Start of Data listing

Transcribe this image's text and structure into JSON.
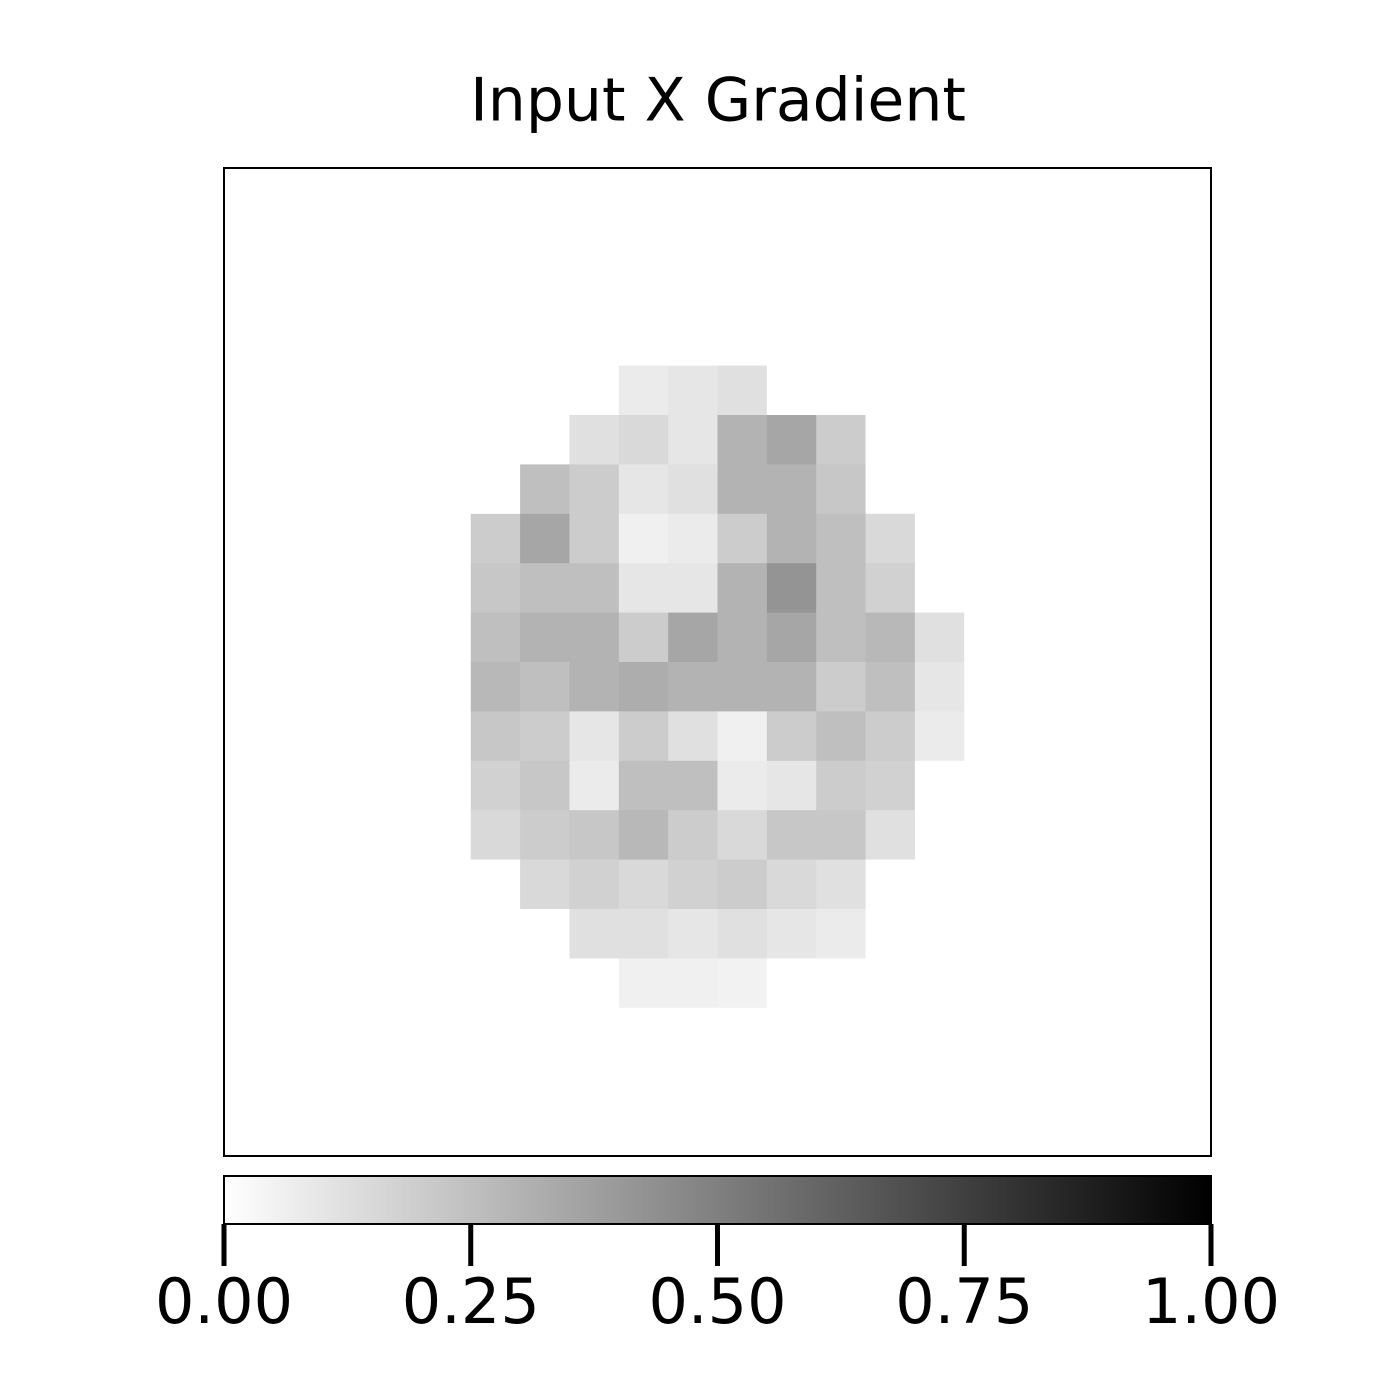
{
  "chart_data": {
    "type": "heatmap",
    "title": "Input X Gradient",
    "colormap": "Greys",
    "clim": [
      0,
      1
    ],
    "colorbar_ticks": [
      {
        "value": 0,
        "label": "0.00"
      },
      {
        "value": 0.25,
        "label": "0.25"
      },
      {
        "value": 0.5,
        "label": "0.50"
      },
      {
        "value": 0.75,
        "label": "0.75"
      },
      {
        "value": 1,
        "label": "1.00"
      }
    ],
    "z": [
      [
        0,
        0,
        0,
        0,
        0,
        0,
        0,
        0,
        0,
        0,
        0,
        0,
        0,
        0,
        0,
        0,
        0,
        0,
        0,
        0
      ],
      [
        0,
        0,
        0,
        0,
        0,
        0,
        0,
        0,
        0,
        0,
        0,
        0,
        0,
        0,
        0,
        0,
        0,
        0,
        0,
        0
      ],
      [
        0,
        0,
        0,
        0,
        0,
        0,
        0,
        0,
        0,
        0,
        0,
        0,
        0,
        0,
        0,
        0,
        0,
        0,
        0,
        0
      ],
      [
        0,
        0,
        0,
        0,
        0,
        0,
        0,
        0,
        0,
        0,
        0,
        0,
        0,
        0,
        0,
        0,
        0,
        0,
        0,
        0
      ],
      [
        0,
        0,
        0,
        0,
        0,
        0,
        0,
        0,
        0.08,
        0.1,
        0.12,
        0,
        0,
        0,
        0,
        0,
        0,
        0,
        0,
        0
      ],
      [
        0,
        0,
        0,
        0,
        0,
        0,
        0,
        0.12,
        0.15,
        0.1,
        0.3,
        0.35,
        0.2,
        0,
        0,
        0,
        0,
        0,
        0,
        0
      ],
      [
        0,
        0,
        0,
        0,
        0,
        0,
        0.25,
        0.2,
        0.1,
        0.12,
        0.3,
        0.3,
        0.22,
        0,
        0,
        0,
        0,
        0,
        0,
        0
      ],
      [
        0,
        0,
        0,
        0,
        0,
        0.2,
        0.35,
        0.2,
        0.06,
        0.08,
        0.2,
        0.3,
        0.25,
        0.15,
        0,
        0,
        0,
        0,
        0,
        0
      ],
      [
        0,
        0,
        0,
        0,
        0,
        0.22,
        0.25,
        0.25,
        0.1,
        0.1,
        0.3,
        0.42,
        0.25,
        0.18,
        0,
        0,
        0,
        0,
        0,
        0
      ],
      [
        0,
        0,
        0,
        0,
        0,
        0.25,
        0.3,
        0.3,
        0.2,
        0.35,
        0.3,
        0.35,
        0.25,
        0.28,
        0.12,
        0,
        0,
        0,
        0,
        0
      ],
      [
        0,
        0,
        0,
        0,
        0,
        0.28,
        0.25,
        0.3,
        0.32,
        0.3,
        0.3,
        0.3,
        0.2,
        0.25,
        0.1,
        0,
        0,
        0,
        0,
        0
      ],
      [
        0,
        0,
        0,
        0,
        0,
        0.22,
        0.2,
        0.1,
        0.2,
        0.12,
        0.06,
        0.2,
        0.25,
        0.2,
        0.08,
        0,
        0,
        0,
        0,
        0
      ],
      [
        0,
        0,
        0,
        0,
        0,
        0.18,
        0.22,
        0.08,
        0.25,
        0.25,
        0.08,
        0.1,
        0.2,
        0.18,
        0,
        0,
        0,
        0,
        0,
        0
      ],
      [
        0,
        0,
        0,
        0,
        0,
        0.15,
        0.2,
        0.22,
        0.28,
        0.2,
        0.15,
        0.22,
        0.22,
        0.12,
        0,
        0,
        0,
        0,
        0,
        0
      ],
      [
        0,
        0,
        0,
        0,
        0,
        0,
        0.15,
        0.18,
        0.15,
        0.18,
        0.2,
        0.15,
        0.12,
        0,
        0,
        0,
        0,
        0,
        0,
        0
      ],
      [
        0,
        0,
        0,
        0,
        0,
        0,
        0,
        0.12,
        0.12,
        0.1,
        0.12,
        0.1,
        0.08,
        0,
        0,
        0,
        0,
        0,
        0,
        0
      ],
      [
        0,
        0,
        0,
        0,
        0,
        0,
        0,
        0,
        0.06,
        0.06,
        0.05,
        0,
        0,
        0,
        0,
        0,
        0,
        0,
        0,
        0
      ],
      [
        0,
        0,
        0,
        0,
        0,
        0,
        0,
        0,
        0,
        0,
        0,
        0,
        0,
        0,
        0,
        0,
        0,
        0,
        0,
        0
      ],
      [
        0,
        0,
        0,
        0,
        0,
        0,
        0,
        0,
        0,
        0,
        0,
        0,
        0,
        0,
        0,
        0,
        0,
        0,
        0,
        0
      ],
      [
        0,
        0,
        0,
        0,
        0,
        0,
        0,
        0,
        0,
        0,
        0,
        0,
        0,
        0,
        0,
        0,
        0,
        0,
        0,
        0
      ]
    ]
  }
}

End of Data listing

Return each line exactly as written. Any picture gets left out.

Result:
Transcribe this image's text and structure into JSON.
{
  "chart_data": {
    "type": "heatmap",
    "title": "Input X Gradient",
    "colormap": "Greys",
    "clim": [
      0,
      1
    ],
    "colorbar_ticks": [
      {
        "value": 0,
        "label": "0.00"
      },
      {
        "value": 0.25,
        "label": "0.25"
      },
      {
        "value": 0.5,
        "label": "0.50"
      },
      {
        "value": 0.75,
        "label": "0.75"
      },
      {
        "value": 1,
        "label": "1.00"
      }
    ],
    "z": [
      [
        0,
        0,
        0,
        0,
        0,
        0,
        0,
        0,
        0,
        0,
        0,
        0,
        0,
        0,
        0,
        0,
        0,
        0,
        0,
        0
      ],
      [
        0,
        0,
        0,
        0,
        0,
        0,
        0,
        0,
        0,
        0,
        0,
        0,
        0,
        0,
        0,
        0,
        0,
        0,
        0,
        0
      ],
      [
        0,
        0,
        0,
        0,
        0,
        0,
        0,
        0,
        0,
        0,
        0,
        0,
        0,
        0,
        0,
        0,
        0,
        0,
        0,
        0
      ],
      [
        0,
        0,
        0,
        0,
        0,
        0,
        0,
        0,
        0,
        0,
        0,
        0,
        0,
        0,
        0,
        0,
        0,
        0,
        0,
        0
      ],
      [
        0,
        0,
        0,
        0,
        0,
        0,
        0,
        0,
        0.08,
        0.1,
        0.12,
        0,
        0,
        0,
        0,
        0,
        0,
        0,
        0,
        0
      ],
      [
        0,
        0,
        0,
        0,
        0,
        0,
        0,
        0.12,
        0.15,
        0.1,
        0.3,
        0.35,
        0.2,
        0,
        0,
        0,
        0,
        0,
        0,
        0
      ],
      [
        0,
        0,
        0,
        0,
        0,
        0,
        0.25,
        0.2,
        0.1,
        0.12,
        0.3,
        0.3,
        0.22,
        0,
        0,
        0,
        0,
        0,
        0,
        0
      ],
      [
        0,
        0,
        0,
        0,
        0,
        0.2,
        0.35,
        0.2,
        0.06,
        0.08,
        0.2,
        0.3,
        0.25,
        0.15,
        0,
        0,
        0,
        0,
        0,
        0
      ],
      [
        0,
        0,
        0,
        0,
        0,
        0.22,
        0.25,
        0.25,
        0.1,
        0.1,
        0.3,
        0.42,
        0.25,
        0.18,
        0,
        0,
        0,
        0,
        0,
        0
      ],
      [
        0,
        0,
        0,
        0,
        0,
        0.25,
        0.3,
        0.3,
        0.2,
        0.35,
        0.3,
        0.35,
        0.25,
        0.28,
        0.12,
        0,
        0,
        0,
        0,
        0
      ],
      [
        0,
        0,
        0,
        0,
        0,
        0.28,
        0.25,
        0.3,
        0.32,
        0.3,
        0.3,
        0.3,
        0.2,
        0.25,
        0.1,
        0,
        0,
        0,
        0,
        0
      ],
      [
        0,
        0,
        0,
        0,
        0,
        0.22,
        0.2,
        0.1,
        0.2,
        0.12,
        0.06,
        0.2,
        0.25,
        0.2,
        0.08,
        0,
        0,
        0,
        0,
        0
      ],
      [
        0,
        0,
        0,
        0,
        0,
        0.18,
        0.22,
        0.08,
        0.25,
        0.25,
        0.08,
        0.1,
        0.2,
        0.18,
        0,
        0,
        0,
        0,
        0,
        0
      ],
      [
        0,
        0,
        0,
        0,
        0,
        0.15,
        0.2,
        0.22,
        0.28,
        0.2,
        0.15,
        0.22,
        0.22,
        0.12,
        0,
        0,
        0,
        0,
        0,
        0
      ],
      [
        0,
        0,
        0,
        0,
        0,
        0,
        0.15,
        0.18,
        0.15,
        0.18,
        0.2,
        0.15,
        0.12,
        0,
        0,
        0,
        0,
        0,
        0,
        0
      ],
      [
        0,
        0,
        0,
        0,
        0,
        0,
        0,
        0.12,
        0.12,
        0.1,
        0.12,
        0.1,
        0.08,
        0,
        0,
        0,
        0,
        0,
        0,
        0
      ],
      [
        0,
        0,
        0,
        0,
        0,
        0,
        0,
        0,
        0.06,
        0.06,
        0.05,
        0,
        0,
        0,
        0,
        0,
        0,
        0,
        0,
        0
      ],
      [
        0,
        0,
        0,
        0,
        0,
        0,
        0,
        0,
        0,
        0,
        0,
        0,
        0,
        0,
        0,
        0,
        0,
        0,
        0,
        0
      ],
      [
        0,
        0,
        0,
        0,
        0,
        0,
        0,
        0,
        0,
        0,
        0,
        0,
        0,
        0,
        0,
        0,
        0,
        0,
        0,
        0
      ],
      [
        0,
        0,
        0,
        0,
        0,
        0,
        0,
        0,
        0,
        0,
        0,
        0,
        0,
        0,
        0,
        0,
        0,
        0,
        0,
        0
      ]
    ]
  }
}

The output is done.